> _Problem requirements_: Find the line that contains "Extract the structured" in the entries below. Restate it and every line after it, word for word, with no pictures.

---------- Exercise material ----------

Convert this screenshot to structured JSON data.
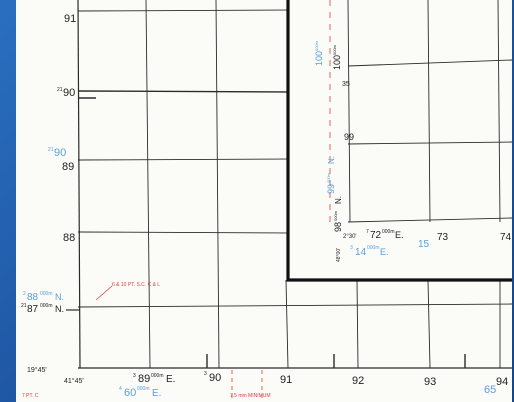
{
  "background_color": "#1e5aa8",
  "grid_line_color": "#2b2b2b",
  "blue_text_color": "#5aa0d8",
  "red_text_color": "#e04040",
  "main_map": {
    "left_labels": {
      "n91": "91",
      "n90_prefix": "21",
      "n90": "90",
      "blue90_prefix": "21",
      "blue90": "90",
      "n89": "89",
      "n88": "88",
      "blue88_prefix": "2",
      "blue88": "88",
      "blue88_sup": "000m",
      "blue88_suffix": "N.",
      "n87_prefix": "21",
      "n87": "87",
      "n87_sup": "000m",
      "n87_suffix": "N."
    },
    "bottom_labels": {
      "lat_corner": "19°45'",
      "lon_corner": "41°45'",
      "e89_prefix": "3",
      "e89": "89",
      "e89_sup": "000m",
      "e89_suffix": "E.",
      "e90_prefix": "3",
      "e90": "90",
      "e91": "91",
      "e92": "92",
      "e93": "93",
      "e94": "94",
      "blue60_prefix": "4",
      "blue60": "60",
      "blue60_sup": "000m",
      "blue60_suffix": "E.",
      "blue65": "65"
    },
    "red_notes": {
      "spot_height": "6 & 10 PT. S.C. C & L",
      "minimum": "7.5 mm  MINIMUM",
      "left_edge": "7 PT. C"
    }
  },
  "inset_map": {
    "vertical_labels": {
      "n100": "100",
      "n100_sup": "000m",
      "blue_n100": "100",
      "blue_n100_sup": "000m",
      "n99": "99",
      "blue_n99": "99",
      "blue_n99_sup": "000m",
      "blue_n99_suffix": "N.",
      "n98": "98",
      "n98_sup": "000m",
      "n98_suffix": "N."
    },
    "right_labels": {
      "n35": "35",
      "n99_short": "99"
    },
    "bottom_labels": {
      "corner_lon": "2°30'",
      "corner_lat": "48°00'",
      "e72_prefix": "7",
      "e72": "72",
      "e72_sup": "000m",
      "e72_suffix": "E.",
      "e73": "73",
      "e74": "74",
      "blue14_prefix": "3",
      "blue14": "14",
      "blue14_sup": "000m",
      "blue14_suffix": "E.",
      "blue15": "15"
    }
  }
}
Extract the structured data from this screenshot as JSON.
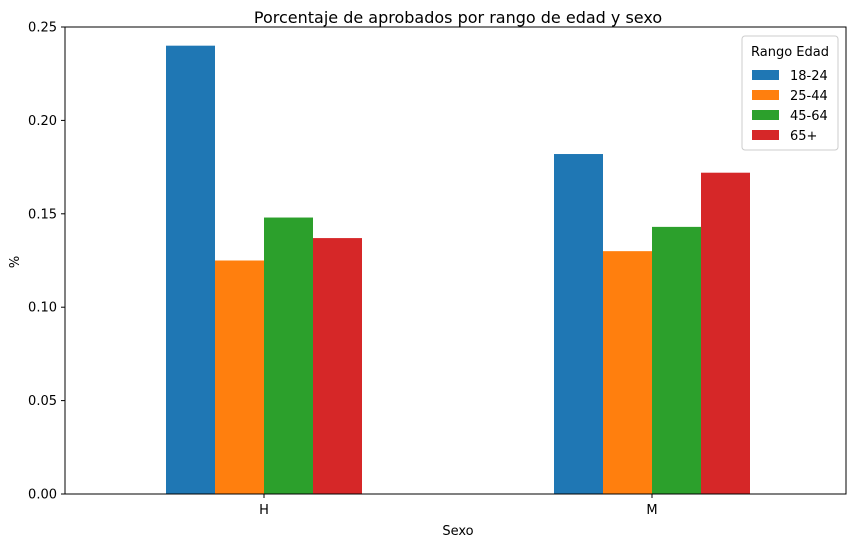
{
  "chart_data": {
    "type": "bar",
    "title": "Porcentaje de aprobados por rango de edad y sexo",
    "xlabel": "Sexo",
    "ylabel": "%",
    "categories": [
      "H",
      "M"
    ],
    "ylim": [
      0,
      0.25
    ],
    "yticks": [
      "0.00",
      "0.05",
      "0.10",
      "0.15",
      "0.20",
      "0.25"
    ],
    "grid": false,
    "legend": {
      "title": "Rango Edad",
      "placement": "top-right"
    },
    "series": [
      {
        "name": "18-24",
        "color": "#1f77b4",
        "values": [
          0.24,
          0.182
        ]
      },
      {
        "name": "25-44",
        "color": "#ff7f0e",
        "values": [
          0.125,
          0.13
        ]
      },
      {
        "name": "45-64",
        "color": "#2ca02c",
        "values": [
          0.148,
          0.143
        ]
      },
      {
        "name": "65+",
        "color": "#d62728",
        "values": [
          0.137,
          0.172
        ]
      }
    ]
  }
}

----------

> _Exercise solution_:
Extract the structured data from this screenshot as JSON.
{
  "chart_data": {
    "type": "bar",
    "title": "Porcentaje de aprobados por rango de edad y sexo",
    "xlabel": "Sexo",
    "ylabel": "%",
    "categories": [
      "H",
      "M"
    ],
    "ylim": [
      0,
      0.25
    ],
    "yticks": [
      "0.00",
      "0.05",
      "0.10",
      "0.15",
      "0.20",
      "0.25"
    ],
    "grid": false,
    "legend": {
      "title": "Rango Edad",
      "placement": "top-right"
    },
    "series": [
      {
        "name": "18-24",
        "color": "#1f77b4",
        "values": [
          0.24,
          0.182
        ]
      },
      {
        "name": "25-44",
        "color": "#ff7f0e",
        "values": [
          0.125,
          0.13
        ]
      },
      {
        "name": "45-64",
        "color": "#2ca02c",
        "values": [
          0.148,
          0.143
        ]
      },
      {
        "name": "65+",
        "color": "#d62728",
        "values": [
          0.137,
          0.172
        ]
      }
    ]
  }
}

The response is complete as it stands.